**What the task asks:**
Filter for the word "Output" and keep each matching line.

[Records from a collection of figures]

━━━

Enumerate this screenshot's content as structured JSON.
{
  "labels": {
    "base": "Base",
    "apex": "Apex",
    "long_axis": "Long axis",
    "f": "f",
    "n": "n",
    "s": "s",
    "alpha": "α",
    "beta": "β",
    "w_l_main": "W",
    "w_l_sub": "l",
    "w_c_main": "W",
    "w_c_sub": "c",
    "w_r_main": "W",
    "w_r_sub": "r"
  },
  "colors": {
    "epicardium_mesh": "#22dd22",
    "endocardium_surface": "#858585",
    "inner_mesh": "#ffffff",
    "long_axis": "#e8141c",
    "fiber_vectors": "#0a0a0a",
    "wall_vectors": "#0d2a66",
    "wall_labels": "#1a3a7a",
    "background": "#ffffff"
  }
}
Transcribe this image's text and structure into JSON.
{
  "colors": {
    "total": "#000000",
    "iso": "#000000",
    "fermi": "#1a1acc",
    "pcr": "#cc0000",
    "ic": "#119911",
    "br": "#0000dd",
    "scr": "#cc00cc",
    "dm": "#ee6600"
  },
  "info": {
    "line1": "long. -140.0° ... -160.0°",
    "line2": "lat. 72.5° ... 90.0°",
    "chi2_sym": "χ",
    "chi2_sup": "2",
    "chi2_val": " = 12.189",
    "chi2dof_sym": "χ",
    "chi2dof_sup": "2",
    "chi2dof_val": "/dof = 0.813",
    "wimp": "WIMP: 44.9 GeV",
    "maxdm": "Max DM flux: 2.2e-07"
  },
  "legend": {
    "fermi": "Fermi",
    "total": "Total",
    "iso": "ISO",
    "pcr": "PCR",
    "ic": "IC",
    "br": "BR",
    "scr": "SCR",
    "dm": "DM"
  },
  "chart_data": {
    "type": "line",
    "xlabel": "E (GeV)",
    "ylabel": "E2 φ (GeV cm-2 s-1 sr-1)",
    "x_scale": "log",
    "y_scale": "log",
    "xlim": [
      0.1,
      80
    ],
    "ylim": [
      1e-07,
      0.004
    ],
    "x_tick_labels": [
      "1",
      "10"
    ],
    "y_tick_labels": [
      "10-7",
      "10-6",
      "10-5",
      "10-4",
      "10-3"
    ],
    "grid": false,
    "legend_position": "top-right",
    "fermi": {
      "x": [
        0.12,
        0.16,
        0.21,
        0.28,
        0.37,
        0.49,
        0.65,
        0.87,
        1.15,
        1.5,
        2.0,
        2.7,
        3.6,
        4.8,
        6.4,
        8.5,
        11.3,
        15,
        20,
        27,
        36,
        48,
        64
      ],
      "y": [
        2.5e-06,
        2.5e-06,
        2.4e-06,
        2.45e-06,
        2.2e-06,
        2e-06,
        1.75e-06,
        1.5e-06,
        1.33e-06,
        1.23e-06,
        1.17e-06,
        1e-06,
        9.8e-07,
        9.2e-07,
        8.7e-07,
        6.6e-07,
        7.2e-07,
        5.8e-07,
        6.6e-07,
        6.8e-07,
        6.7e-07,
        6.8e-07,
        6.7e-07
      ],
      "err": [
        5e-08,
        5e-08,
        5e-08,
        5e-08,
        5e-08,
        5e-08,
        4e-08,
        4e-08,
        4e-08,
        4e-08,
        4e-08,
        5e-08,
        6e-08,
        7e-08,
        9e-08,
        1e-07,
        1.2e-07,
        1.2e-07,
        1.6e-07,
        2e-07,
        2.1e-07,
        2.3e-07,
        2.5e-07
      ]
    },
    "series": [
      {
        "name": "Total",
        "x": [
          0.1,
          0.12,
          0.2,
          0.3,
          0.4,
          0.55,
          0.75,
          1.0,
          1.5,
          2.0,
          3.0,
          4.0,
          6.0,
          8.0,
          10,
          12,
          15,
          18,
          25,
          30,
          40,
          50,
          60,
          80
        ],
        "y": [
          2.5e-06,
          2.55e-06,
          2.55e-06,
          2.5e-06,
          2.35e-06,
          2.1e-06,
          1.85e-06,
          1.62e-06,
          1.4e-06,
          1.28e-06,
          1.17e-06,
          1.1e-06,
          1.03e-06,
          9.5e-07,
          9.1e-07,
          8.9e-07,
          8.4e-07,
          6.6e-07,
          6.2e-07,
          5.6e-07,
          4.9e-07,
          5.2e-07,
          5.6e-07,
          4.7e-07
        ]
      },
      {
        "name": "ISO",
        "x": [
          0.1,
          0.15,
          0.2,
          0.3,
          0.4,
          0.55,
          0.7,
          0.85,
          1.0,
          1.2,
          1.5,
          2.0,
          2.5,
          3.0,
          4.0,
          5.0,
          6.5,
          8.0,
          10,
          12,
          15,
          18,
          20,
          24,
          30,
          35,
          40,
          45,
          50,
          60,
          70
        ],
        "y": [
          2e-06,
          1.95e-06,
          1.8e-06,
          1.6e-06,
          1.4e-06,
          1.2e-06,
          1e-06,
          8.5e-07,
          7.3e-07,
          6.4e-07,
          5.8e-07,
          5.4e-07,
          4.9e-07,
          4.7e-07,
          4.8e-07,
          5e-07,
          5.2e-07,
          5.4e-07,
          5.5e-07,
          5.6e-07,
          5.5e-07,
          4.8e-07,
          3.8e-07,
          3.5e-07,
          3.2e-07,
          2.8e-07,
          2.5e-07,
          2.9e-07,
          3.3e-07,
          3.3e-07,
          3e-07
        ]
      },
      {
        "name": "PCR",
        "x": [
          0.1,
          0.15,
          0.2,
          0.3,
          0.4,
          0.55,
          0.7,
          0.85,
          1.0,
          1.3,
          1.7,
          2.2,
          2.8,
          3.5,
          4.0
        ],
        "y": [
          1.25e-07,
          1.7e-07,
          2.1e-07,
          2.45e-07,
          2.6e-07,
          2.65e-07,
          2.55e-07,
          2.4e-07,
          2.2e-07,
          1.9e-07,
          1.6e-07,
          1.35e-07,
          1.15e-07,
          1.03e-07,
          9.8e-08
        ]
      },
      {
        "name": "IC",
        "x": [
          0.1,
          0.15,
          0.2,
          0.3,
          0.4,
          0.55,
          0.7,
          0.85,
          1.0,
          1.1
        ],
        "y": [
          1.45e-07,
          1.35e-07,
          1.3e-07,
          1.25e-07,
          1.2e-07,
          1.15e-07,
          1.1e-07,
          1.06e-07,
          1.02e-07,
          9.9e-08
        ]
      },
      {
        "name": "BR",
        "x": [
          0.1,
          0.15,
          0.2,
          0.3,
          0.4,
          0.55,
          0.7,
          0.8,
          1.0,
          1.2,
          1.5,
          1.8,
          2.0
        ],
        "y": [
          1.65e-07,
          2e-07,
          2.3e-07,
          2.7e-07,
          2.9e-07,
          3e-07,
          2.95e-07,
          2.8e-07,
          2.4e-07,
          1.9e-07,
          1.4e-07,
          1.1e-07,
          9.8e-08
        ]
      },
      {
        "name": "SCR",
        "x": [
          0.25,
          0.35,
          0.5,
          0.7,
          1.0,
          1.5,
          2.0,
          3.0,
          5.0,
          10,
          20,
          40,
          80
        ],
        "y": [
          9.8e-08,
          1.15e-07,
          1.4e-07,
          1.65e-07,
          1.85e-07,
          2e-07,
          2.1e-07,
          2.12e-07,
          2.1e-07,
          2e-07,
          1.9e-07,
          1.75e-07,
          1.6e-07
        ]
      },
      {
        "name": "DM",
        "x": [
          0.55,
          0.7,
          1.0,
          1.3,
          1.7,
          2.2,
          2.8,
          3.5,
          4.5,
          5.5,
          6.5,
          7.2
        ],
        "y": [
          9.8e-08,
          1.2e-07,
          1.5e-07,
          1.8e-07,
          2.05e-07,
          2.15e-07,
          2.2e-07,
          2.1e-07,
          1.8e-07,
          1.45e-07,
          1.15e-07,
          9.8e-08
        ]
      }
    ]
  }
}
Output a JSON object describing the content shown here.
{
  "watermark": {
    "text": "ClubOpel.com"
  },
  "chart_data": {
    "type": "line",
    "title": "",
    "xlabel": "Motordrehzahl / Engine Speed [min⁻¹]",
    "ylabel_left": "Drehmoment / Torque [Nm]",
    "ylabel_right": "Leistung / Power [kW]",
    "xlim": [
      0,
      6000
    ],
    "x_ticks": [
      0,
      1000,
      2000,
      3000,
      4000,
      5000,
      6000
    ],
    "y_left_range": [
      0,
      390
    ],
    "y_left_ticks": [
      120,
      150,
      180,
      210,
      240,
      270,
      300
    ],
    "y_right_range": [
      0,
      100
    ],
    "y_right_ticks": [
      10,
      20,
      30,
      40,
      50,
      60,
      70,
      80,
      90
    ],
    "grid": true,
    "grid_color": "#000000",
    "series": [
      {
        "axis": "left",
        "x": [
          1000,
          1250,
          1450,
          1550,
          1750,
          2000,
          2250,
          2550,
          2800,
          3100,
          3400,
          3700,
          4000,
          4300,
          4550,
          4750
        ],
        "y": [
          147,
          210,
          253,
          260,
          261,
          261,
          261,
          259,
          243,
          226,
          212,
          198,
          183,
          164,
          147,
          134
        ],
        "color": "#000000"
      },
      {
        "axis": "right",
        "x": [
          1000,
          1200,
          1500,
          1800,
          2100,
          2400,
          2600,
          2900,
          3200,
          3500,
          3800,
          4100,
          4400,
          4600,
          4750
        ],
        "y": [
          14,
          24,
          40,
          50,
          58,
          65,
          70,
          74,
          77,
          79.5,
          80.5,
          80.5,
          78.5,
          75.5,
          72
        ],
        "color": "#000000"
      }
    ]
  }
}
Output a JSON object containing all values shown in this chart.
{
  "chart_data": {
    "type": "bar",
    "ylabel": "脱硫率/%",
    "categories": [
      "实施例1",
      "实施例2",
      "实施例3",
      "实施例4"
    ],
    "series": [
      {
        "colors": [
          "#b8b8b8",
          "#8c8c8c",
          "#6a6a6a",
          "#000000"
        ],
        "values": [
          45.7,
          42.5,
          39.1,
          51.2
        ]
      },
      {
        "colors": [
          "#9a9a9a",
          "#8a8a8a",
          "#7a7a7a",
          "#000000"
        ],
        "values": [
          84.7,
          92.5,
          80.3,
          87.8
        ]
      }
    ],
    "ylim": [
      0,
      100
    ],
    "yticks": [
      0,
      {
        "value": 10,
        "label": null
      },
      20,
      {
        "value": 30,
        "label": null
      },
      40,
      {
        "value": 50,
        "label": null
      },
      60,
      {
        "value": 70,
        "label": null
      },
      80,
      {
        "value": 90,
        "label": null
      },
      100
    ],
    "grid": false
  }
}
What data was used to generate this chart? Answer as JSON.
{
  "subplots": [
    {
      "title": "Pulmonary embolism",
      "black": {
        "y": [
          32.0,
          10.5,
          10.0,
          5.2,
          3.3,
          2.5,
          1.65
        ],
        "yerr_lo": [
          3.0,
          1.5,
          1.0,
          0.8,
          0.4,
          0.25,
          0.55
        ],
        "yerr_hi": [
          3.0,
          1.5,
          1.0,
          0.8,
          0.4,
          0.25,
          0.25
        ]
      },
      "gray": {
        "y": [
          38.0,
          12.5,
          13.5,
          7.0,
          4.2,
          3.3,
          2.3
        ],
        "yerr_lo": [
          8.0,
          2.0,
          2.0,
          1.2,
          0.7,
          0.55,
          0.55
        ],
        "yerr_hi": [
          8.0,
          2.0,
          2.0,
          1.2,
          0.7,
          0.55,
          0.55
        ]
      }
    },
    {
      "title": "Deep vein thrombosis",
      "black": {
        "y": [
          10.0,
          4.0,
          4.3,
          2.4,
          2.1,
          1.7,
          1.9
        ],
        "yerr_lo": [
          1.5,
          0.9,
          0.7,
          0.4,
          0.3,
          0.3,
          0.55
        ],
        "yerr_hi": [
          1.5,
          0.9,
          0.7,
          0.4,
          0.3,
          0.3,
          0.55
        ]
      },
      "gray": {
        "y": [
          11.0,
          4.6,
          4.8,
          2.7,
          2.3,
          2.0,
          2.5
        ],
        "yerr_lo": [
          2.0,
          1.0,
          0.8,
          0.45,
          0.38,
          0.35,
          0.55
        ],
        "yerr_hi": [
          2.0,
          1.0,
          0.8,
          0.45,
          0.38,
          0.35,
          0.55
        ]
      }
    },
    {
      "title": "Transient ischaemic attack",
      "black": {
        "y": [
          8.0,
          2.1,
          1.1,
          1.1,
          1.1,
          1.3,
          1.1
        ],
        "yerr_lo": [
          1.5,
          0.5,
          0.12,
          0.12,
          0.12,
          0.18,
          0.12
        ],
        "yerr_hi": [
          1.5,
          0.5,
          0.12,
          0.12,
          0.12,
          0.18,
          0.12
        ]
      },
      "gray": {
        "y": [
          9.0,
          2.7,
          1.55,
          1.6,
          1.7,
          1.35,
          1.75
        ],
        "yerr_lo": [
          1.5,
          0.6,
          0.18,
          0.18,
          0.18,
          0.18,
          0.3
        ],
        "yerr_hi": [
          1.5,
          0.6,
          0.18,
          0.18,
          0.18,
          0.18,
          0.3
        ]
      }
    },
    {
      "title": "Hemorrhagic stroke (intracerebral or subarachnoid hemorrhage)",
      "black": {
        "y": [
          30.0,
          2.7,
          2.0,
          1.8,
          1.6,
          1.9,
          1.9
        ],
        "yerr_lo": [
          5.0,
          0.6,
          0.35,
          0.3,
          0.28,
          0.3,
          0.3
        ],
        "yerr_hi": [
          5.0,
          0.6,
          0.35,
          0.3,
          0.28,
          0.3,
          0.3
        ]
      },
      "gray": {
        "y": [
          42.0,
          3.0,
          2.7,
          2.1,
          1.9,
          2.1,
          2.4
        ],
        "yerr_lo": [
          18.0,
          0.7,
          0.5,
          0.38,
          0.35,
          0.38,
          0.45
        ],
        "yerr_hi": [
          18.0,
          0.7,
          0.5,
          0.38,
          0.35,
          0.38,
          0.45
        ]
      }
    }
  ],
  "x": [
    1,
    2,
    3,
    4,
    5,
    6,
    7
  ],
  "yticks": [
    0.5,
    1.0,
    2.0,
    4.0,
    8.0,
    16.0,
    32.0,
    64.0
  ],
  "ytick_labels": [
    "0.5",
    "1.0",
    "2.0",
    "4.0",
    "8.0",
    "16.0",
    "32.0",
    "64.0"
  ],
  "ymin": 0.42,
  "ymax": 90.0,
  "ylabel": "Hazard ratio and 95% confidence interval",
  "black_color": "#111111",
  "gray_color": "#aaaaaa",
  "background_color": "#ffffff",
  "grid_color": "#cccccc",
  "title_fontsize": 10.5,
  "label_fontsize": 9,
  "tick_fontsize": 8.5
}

━━━

**Task solution:**
Output a JSON object describing the content shown here.
Output a JSON object containing all values shown in this chart.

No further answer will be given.